## [Exercise instructions]
Report every line from the material that contains the word "tích".

## [Source data]
•••••
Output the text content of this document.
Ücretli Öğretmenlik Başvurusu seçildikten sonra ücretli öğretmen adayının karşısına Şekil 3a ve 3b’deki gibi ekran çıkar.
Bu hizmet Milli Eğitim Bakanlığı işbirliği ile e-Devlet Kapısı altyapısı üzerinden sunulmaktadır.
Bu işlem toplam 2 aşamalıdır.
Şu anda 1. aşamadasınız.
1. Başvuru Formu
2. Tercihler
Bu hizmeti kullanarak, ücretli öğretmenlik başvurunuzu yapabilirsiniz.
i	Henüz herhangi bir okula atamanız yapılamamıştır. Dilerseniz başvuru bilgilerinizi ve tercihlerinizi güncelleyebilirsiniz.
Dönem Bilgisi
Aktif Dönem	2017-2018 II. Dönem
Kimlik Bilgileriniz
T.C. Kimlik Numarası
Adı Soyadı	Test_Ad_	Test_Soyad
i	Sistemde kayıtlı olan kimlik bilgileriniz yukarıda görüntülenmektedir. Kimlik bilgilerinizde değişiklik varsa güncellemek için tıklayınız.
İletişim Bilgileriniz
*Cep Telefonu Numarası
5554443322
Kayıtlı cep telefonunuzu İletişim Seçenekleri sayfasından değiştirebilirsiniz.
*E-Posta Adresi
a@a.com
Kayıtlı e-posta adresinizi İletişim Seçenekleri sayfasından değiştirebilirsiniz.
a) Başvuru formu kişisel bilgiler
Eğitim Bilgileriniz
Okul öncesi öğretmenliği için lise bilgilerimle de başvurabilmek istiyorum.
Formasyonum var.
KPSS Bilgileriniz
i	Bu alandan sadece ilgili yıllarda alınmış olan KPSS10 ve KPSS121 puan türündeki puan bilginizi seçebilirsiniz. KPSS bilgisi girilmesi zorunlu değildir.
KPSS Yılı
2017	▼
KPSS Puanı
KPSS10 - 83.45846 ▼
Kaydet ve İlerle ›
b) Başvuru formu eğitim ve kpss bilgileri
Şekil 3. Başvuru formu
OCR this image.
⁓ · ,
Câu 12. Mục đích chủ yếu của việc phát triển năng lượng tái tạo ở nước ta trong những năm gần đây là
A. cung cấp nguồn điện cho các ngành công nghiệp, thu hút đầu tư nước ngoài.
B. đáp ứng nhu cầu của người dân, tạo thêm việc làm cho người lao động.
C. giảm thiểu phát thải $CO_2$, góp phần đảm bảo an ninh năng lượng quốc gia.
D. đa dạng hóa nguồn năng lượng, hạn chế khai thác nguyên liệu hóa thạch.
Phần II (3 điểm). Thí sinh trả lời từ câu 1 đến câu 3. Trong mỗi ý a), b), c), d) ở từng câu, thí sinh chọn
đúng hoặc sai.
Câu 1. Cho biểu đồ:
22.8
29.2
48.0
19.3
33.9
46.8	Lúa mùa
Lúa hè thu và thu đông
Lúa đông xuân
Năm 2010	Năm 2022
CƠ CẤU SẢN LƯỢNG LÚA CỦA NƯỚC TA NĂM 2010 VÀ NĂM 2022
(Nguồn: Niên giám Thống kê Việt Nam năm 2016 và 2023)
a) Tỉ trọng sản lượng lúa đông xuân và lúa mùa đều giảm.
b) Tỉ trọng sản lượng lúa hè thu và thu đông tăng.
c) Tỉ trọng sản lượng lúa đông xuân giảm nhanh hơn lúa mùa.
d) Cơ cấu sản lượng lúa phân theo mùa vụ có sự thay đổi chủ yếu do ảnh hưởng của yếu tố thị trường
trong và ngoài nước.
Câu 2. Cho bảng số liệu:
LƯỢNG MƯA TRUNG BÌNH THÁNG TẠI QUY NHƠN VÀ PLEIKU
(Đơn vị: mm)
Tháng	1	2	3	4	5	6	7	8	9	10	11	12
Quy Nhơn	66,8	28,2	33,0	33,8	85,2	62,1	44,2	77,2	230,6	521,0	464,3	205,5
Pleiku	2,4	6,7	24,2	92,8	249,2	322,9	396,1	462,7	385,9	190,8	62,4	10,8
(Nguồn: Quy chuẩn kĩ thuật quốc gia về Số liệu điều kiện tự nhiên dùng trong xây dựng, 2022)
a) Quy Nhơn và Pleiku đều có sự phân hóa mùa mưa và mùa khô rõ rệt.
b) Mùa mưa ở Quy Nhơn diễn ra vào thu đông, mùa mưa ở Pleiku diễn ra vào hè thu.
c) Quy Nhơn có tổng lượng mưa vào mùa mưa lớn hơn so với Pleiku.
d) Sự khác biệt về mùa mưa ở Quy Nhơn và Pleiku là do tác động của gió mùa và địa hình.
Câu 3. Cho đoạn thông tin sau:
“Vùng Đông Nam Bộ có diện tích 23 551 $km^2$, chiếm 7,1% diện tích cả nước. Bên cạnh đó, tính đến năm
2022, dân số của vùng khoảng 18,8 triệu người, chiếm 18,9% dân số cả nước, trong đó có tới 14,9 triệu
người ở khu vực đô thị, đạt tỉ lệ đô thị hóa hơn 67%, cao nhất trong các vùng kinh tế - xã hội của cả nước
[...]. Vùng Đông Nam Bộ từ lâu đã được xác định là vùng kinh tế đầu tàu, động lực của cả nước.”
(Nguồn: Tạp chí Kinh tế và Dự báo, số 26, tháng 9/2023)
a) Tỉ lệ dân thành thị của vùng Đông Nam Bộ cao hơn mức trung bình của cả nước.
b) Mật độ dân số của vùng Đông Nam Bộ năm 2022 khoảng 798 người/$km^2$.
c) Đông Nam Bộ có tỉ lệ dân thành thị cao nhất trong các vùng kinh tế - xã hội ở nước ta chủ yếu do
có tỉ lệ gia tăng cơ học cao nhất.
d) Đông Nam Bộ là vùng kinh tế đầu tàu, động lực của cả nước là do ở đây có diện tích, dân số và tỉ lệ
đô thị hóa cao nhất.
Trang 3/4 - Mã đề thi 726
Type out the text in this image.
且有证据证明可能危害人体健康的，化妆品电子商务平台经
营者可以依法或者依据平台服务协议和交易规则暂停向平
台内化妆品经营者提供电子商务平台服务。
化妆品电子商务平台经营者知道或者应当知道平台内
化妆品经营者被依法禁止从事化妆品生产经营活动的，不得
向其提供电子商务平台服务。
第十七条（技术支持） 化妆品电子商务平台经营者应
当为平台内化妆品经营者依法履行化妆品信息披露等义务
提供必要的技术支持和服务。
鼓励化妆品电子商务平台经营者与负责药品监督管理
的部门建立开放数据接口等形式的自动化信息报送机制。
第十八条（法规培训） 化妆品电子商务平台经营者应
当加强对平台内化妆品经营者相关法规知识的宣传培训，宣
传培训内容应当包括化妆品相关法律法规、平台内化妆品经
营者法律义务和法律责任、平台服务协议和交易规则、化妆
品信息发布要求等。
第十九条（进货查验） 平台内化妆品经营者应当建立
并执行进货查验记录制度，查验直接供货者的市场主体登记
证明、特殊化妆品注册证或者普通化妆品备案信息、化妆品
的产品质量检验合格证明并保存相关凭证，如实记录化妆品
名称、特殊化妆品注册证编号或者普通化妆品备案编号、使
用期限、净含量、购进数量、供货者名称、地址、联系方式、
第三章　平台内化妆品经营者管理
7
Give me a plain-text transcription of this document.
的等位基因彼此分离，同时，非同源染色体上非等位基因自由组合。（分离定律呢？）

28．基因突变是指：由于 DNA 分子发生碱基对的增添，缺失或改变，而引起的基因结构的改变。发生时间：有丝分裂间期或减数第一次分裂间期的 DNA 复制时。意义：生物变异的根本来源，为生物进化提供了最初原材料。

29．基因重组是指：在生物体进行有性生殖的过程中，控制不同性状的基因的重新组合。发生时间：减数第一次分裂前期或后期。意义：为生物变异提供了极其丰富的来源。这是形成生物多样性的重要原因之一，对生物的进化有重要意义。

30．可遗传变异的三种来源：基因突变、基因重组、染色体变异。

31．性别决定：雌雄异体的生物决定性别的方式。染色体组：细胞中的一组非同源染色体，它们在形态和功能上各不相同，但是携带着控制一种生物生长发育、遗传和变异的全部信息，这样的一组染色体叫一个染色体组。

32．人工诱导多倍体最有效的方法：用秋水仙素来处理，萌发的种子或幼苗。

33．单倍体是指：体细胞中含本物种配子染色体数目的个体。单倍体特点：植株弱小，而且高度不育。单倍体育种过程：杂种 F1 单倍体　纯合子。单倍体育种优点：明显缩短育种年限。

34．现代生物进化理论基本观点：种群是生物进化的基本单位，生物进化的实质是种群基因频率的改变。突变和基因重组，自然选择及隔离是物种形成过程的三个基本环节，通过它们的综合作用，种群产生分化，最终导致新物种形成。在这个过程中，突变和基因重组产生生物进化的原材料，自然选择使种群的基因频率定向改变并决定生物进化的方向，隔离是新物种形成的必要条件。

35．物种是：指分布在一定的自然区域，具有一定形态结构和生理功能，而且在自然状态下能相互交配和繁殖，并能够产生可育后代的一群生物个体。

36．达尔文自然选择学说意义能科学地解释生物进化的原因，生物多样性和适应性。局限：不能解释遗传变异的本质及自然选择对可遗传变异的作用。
•••••
## [Response for this exercise]
“Vùng Đông Nam Bộ có diện tích 23 551 $km^2$, chiếm 7,1% diện tích cả nước. Bên cạnh đó, tính đến năm
d) Đông Nam Bộ là vùng kinh tế đầu tàu, động lực của cả nước là do ở đây có diện tích, dân số và tỉ lệ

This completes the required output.